▸ **GIVEN REQUEST**: Can you print the data exactly and leave out each image?

▸ **Dataset items**:
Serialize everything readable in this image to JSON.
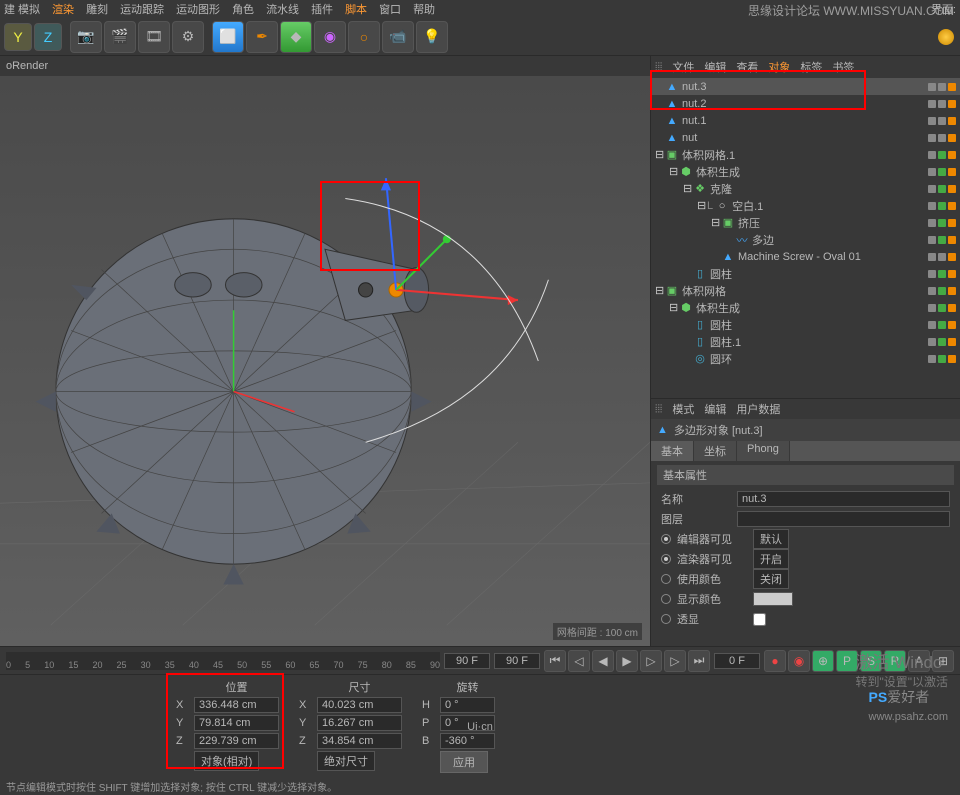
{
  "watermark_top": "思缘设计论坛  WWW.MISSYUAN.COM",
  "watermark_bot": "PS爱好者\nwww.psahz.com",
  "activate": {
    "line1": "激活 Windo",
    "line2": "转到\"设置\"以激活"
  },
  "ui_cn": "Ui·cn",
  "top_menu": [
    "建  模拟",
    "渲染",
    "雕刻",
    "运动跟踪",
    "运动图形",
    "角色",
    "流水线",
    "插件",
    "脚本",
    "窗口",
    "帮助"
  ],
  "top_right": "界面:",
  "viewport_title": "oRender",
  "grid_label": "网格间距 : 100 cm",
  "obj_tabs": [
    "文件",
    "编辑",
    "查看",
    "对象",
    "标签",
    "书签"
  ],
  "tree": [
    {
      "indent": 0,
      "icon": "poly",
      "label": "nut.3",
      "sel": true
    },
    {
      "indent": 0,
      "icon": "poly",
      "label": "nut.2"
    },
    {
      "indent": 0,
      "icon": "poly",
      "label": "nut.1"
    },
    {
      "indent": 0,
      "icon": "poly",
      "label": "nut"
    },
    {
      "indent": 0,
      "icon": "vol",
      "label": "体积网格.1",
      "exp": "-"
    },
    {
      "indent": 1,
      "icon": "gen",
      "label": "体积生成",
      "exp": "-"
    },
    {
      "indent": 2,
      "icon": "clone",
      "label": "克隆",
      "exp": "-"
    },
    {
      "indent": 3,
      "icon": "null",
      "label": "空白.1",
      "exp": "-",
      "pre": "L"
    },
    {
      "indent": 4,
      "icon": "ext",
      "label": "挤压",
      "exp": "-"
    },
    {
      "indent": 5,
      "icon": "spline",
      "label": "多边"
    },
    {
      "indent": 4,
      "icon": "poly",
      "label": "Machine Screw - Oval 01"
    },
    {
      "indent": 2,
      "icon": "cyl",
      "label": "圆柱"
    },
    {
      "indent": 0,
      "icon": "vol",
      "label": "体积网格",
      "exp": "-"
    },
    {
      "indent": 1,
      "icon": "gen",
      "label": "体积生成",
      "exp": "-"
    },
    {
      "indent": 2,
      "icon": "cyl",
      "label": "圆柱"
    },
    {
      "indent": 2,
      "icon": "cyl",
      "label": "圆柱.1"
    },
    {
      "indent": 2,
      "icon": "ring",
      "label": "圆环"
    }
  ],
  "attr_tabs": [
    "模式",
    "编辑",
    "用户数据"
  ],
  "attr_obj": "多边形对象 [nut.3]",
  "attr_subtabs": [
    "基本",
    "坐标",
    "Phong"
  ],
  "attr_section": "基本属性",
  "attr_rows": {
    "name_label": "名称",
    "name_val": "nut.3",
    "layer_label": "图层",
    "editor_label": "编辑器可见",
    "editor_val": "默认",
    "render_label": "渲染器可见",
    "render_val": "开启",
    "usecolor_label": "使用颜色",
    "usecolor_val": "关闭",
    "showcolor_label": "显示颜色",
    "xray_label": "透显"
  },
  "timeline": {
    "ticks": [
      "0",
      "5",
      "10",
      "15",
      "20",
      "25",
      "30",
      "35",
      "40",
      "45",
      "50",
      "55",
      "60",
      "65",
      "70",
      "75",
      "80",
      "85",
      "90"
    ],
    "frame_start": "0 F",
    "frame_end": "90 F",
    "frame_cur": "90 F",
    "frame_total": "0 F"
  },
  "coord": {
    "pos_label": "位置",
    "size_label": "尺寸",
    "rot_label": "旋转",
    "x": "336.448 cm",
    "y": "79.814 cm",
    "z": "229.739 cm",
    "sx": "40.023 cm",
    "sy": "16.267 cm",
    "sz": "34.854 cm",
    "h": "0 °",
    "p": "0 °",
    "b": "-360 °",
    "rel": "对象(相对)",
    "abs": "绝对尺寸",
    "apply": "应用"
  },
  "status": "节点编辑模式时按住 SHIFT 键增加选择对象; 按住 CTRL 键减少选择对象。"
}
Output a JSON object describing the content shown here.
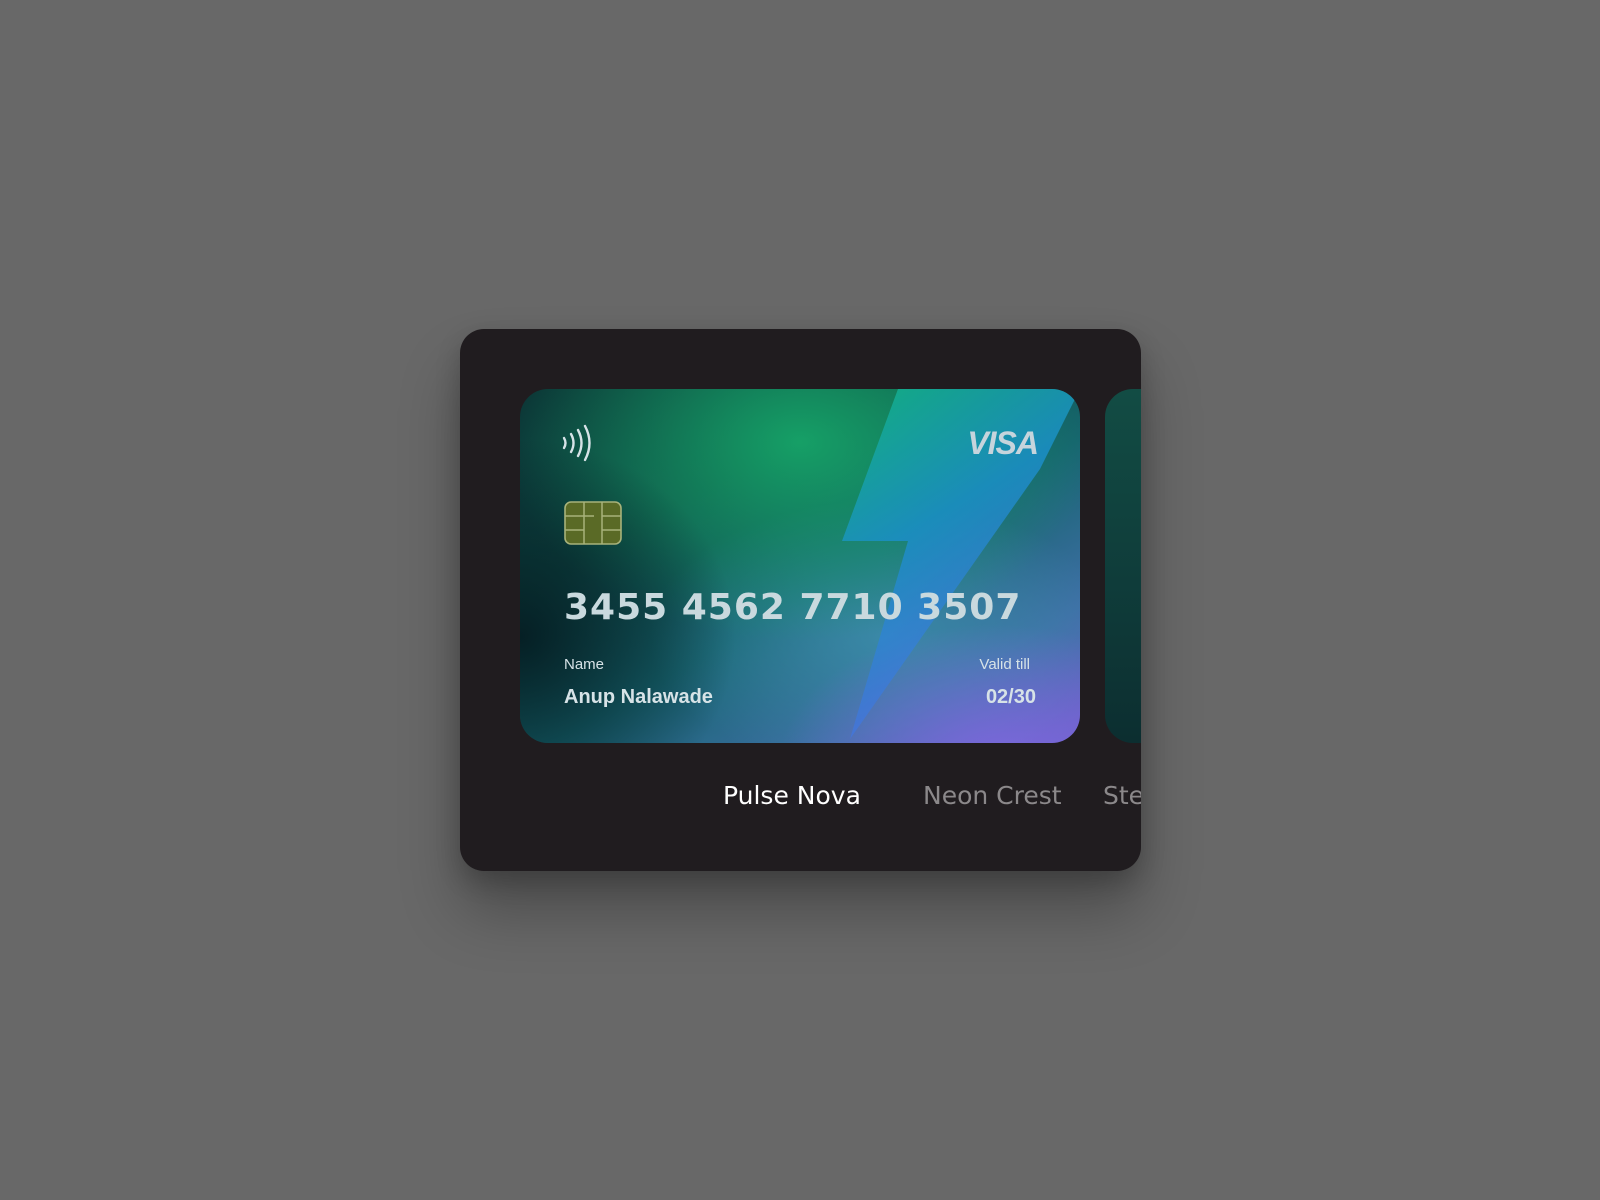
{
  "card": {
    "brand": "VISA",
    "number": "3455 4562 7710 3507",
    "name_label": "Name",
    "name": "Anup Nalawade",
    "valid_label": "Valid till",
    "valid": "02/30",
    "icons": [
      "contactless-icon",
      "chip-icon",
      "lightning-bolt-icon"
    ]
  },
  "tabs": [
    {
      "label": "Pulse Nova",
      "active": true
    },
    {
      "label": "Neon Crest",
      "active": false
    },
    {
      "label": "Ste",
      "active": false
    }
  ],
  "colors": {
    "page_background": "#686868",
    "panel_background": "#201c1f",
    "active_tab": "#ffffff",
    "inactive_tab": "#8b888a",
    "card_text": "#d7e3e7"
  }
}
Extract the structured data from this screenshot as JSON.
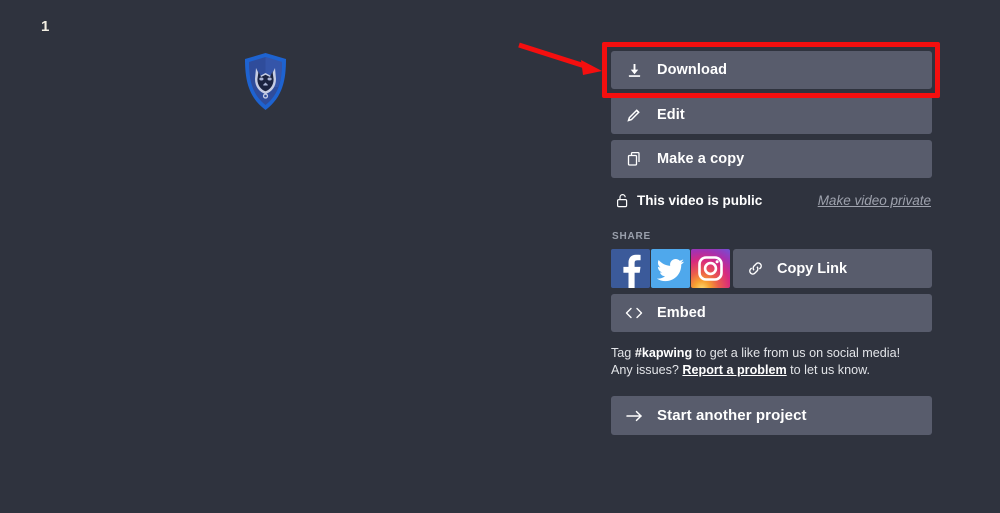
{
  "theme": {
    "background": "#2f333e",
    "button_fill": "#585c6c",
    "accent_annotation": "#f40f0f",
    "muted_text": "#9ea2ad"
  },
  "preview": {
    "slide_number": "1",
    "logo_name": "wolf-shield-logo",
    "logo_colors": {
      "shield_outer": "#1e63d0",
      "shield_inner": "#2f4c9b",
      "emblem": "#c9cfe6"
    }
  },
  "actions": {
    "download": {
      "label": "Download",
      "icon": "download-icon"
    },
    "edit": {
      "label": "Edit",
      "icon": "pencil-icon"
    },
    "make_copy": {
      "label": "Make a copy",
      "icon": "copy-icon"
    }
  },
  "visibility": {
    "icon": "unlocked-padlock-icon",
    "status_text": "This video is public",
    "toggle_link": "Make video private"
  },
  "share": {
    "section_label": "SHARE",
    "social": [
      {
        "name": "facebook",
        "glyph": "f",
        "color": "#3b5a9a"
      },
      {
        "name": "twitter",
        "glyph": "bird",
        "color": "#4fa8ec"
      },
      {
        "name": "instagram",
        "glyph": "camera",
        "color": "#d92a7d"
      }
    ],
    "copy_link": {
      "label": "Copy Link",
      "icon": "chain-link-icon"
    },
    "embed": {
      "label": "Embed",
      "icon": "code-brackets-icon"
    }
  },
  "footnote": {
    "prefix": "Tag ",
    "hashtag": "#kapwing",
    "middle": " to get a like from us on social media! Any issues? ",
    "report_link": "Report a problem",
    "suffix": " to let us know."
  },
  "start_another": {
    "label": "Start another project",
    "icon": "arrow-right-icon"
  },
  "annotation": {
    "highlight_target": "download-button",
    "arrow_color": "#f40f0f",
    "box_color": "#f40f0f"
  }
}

▸ **OUTPUT OF THE EXERCISE**:
Serialize everything readable in this image to JSON.
{
  "watermark_top": "思缘设计论坛  WWW.MISSYUAN.COM",
  "watermark_bot": "PS爱好者\nwww.psahz.com",
  "activate": {
    "line1": "激活 Windo",
    "line2": "转到\"设置\"以激活"
  },
  "ui_cn": "Ui·cn",
  "top_menu": [
    "建  模拟",
    "渲染",
    "雕刻",
    "运动跟踪",
    "运动图形",
    "角色",
    "流水线",
    "插件",
    "脚本",
    "窗口",
    "帮助"
  ],
  "top_right": "界面:",
  "viewport_title": "oRender",
  "grid_label": "网格间距 : 100 cm",
  "obj_tabs": [
    "文件",
    "编辑",
    "查看",
    "对象",
    "标签",
    "书签"
  ],
  "tree": [
    {
      "indent": 0,
      "icon": "poly",
      "label": "nut.3",
      "sel": true
    },
    {
      "indent": 0,
      "icon": "poly",
      "label": "nut.2"
    },
    {
      "indent": 0,
      "icon": "poly",
      "label": "nut.1"
    },
    {
      "indent": 0,
      "icon": "poly",
      "label": "nut"
    },
    {
      "indent": 0,
      "icon": "vol",
      "label": "体积网格.1",
      "exp": "-"
    },
    {
      "indent": 1,
      "icon": "gen",
      "label": "体积生成",
      "exp": "-"
    },
    {
      "indent": 2,
      "icon": "clone",
      "label": "克隆",
      "exp": "-"
    },
    {
      "indent": 3,
      "icon": "null",
      "label": "空白.1",
      "exp": "-",
      "pre": "L"
    },
    {
      "indent": 4,
      "icon": "ext",
      "label": "挤压",
      "exp": "-"
    },
    {
      "indent": 5,
      "icon": "spline",
      "label": "多边"
    },
    {
      "indent": 4,
      "icon": "poly",
      "label": "Machine Screw - Oval 01"
    },
    {
      "indent": 2,
      "icon": "cyl",
      "label": "圆柱"
    },
    {
      "indent": 0,
      "icon": "vol",
      "label": "体积网格",
      "exp": "-"
    },
    {
      "indent": 1,
      "icon": "gen",
      "label": "体积生成",
      "exp": "-"
    },
    {
      "indent": 2,
      "icon": "cyl",
      "label": "圆柱"
    },
    {
      "indent": 2,
      "icon": "cyl",
      "label": "圆柱.1"
    },
    {
      "indent": 2,
      "icon": "ring",
      "label": "圆环"
    }
  ],
  "attr_tabs": [
    "模式",
    "编辑",
    "用户数据"
  ],
  "attr_obj": "多边形对象 [nut.3]",
  "attr_subtabs": [
    "基本",
    "坐标",
    "Phong"
  ],
  "attr_section": "基本属性",
  "attr_rows": {
    "name_label": "名称",
    "name_val": "nut.3",
    "layer_label": "图层",
    "editor_label": "编辑器可见",
    "editor_val": "默认",
    "render_label": "渲染器可见",
    "render_val": "开启",
    "usecolor_label": "使用颜色",
    "usecolor_val": "关闭",
    "showcolor_label": "显示颜色",
    "xray_label": "透显"
  },
  "timeline": {
    "ticks": [
      "0",
      "5",
      "10",
      "15",
      "20",
      "25",
      "30",
      "35",
      "40",
      "45",
      "50",
      "55",
      "60",
      "65",
      "70",
      "75",
      "80",
      "85",
      "90"
    ],
    "frame_start": "0 F",
    "frame_end": "90 F",
    "frame_cur": "90 F",
    "frame_total": "0 F"
  },
  "coord": {
    "pos_label": "位置",
    "size_label": "尺寸",
    "rot_label": "旋转",
    "x": "336.448 cm",
    "y": "79.814 cm",
    "z": "229.739 cm",
    "sx": "40.023 cm",
    "sy": "16.267 cm",
    "sz": "34.854 cm",
    "h": "0 °",
    "p": "0 °",
    "b": "-360 °",
    "rel": "对象(相对)",
    "abs": "绝对尺寸",
    "apply": "应用"
  },
  "status": "节点编辑模式时按住 SHIFT 键增加选择对象; 按住 CTRL 键减少选择对象。"
}
Output a JSON object describing the content shown here.
{
  "card": {
    "brand": "VISA",
    "number": "3455 4562 7710 3507",
    "name_label": "Name",
    "name": "Anup Nalawade",
    "valid_label": "Valid till",
    "valid": "02/30",
    "icons": [
      "contactless-icon",
      "chip-icon",
      "lightning-bolt-icon"
    ]
  },
  "tabs": [
    {
      "label": "Pulse Nova",
      "active": true
    },
    {
      "label": "Neon Crest",
      "active": false
    },
    {
      "label": "Ste",
      "active": false
    }
  ],
  "colors": {
    "page_background": "#686868",
    "panel_background": "#201c1f",
    "active_tab": "#ffffff",
    "inactive_tab": "#8b888a",
    "card_text": "#d7e3e7"
  }
}
Extract the structured data from this screenshot as JSON.
{
  "theme": {
    "background": "#2f333e",
    "button_fill": "#585c6c",
    "accent_annotation": "#f40f0f",
    "muted_text": "#9ea2ad"
  },
  "preview": {
    "slide_number": "1",
    "logo_name": "wolf-shield-logo",
    "logo_colors": {
      "shield_outer": "#1e63d0",
      "shield_inner": "#2f4c9b",
      "emblem": "#c9cfe6"
    }
  },
  "actions": {
    "download": {
      "label": "Download",
      "icon": "download-icon"
    },
    "edit": {
      "label": "Edit",
      "icon": "pencil-icon"
    },
    "make_copy": {
      "label": "Make a copy",
      "icon": "copy-icon"
    }
  },
  "visibility": {
    "icon": "unlocked-padlock-icon",
    "status_text": "This video is public",
    "toggle_link": "Make video private"
  },
  "share": {
    "section_label": "SHARE",
    "social": [
      {
        "name": "facebook",
        "glyph": "f",
        "color": "#3b5a9a"
      },
      {
        "name": "twitter",
        "glyph": "bird",
        "color": "#4fa8ec"
      },
      {
        "name": "instagram",
        "glyph": "camera",
        "color": "#d92a7d"
      }
    ],
    "copy_link": {
      "label": "Copy Link",
      "icon": "chain-link-icon"
    },
    "embed": {
      "label": "Embed",
      "icon": "code-brackets-icon"
    }
  },
  "footnote": {
    "prefix": "Tag ",
    "hashtag": "#kapwing",
    "middle": " to get a like from us on social media! Any issues? ",
    "report_link": "Report a problem",
    "suffix": " to let us know."
  },
  "start_another": {
    "label": "Start another project",
    "icon": "arrow-right-icon"
  },
  "annotation": {
    "highlight_target": "download-button",
    "arrow_color": "#f40f0f",
    "box_color": "#f40f0f"
  }
}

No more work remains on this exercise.